:: The input

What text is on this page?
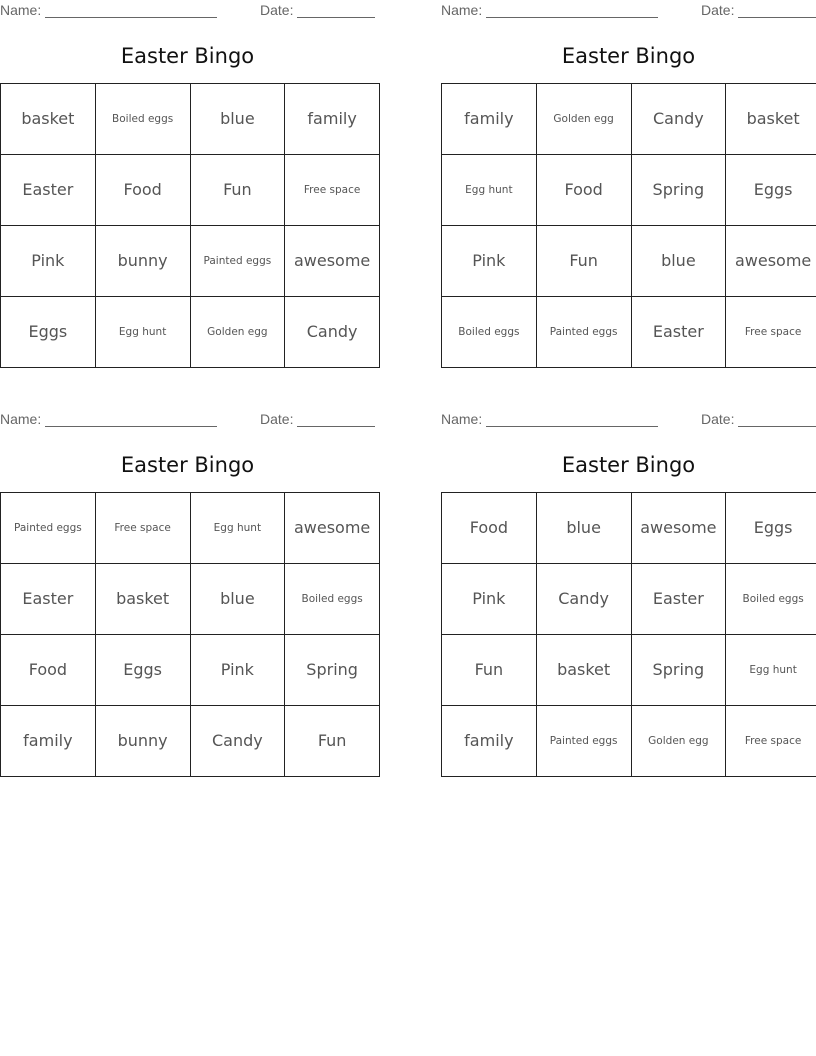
Name:	Date:
Easter Bingo
basket	Boiled eggs	blue	family
Easter	Food	Fun	Free space
Pink	bunny	Painted eggs	awesome
Eggs	Egg hunt	Golden egg	Candy
Name:	Date:
Easter Bingo
family	Golden egg	Candy	basket
Egg hunt	Food	Spring	Eggs
Pink	Fun	blue	awesome
Boiled eggs	Painted eggs	Easter	Free space
Name:	Date:
Easter Bingo
Painted eggs	Free space	Egg hunt	awesome
Easter	basket	blue	Boiled eggs
Food	Eggs	Pink	Spring
family	bunny	Candy	Fun
Name:	Date:
Easter Bingo
Food	blue	awesome	Eggs
Pink	Candy	Easter	Boiled eggs
Fun	basket	Spring	Egg hunt
family	Painted eggs	Golden egg	Free space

::::

What this task involves:
Make an exact copy of the whole listing, but don't bring over any pictures.

Final result:
What text is on this page?
Name:	Date:
Easter Bingo
basket	Boiled eggs	blue	family
Easter	Food	Fun	Free space
Pink	bunny	Painted eggs	awesome
Eggs	Egg hunt	Golden egg	Candy
Name:	Date:
Easter Bingo
family	Golden egg	Candy	basket
Egg hunt	Food	Spring	Eggs
Pink	Fun	blue	awesome
Boiled eggs	Painted eggs	Easter	Free space
Name:	Date:
Easter Bingo
Painted eggs	Free space	Egg hunt	awesome
Easter	basket	blue	Boiled eggs
Food	Eggs	Pink	Spring
family	bunny	Candy	Fun
Name:	Date:
Easter Bingo
Food	blue	awesome	Eggs
Pink	Candy	Easter	Boiled eggs
Fun	basket	Spring	Egg hunt
family	Painted eggs	Golden egg	Free space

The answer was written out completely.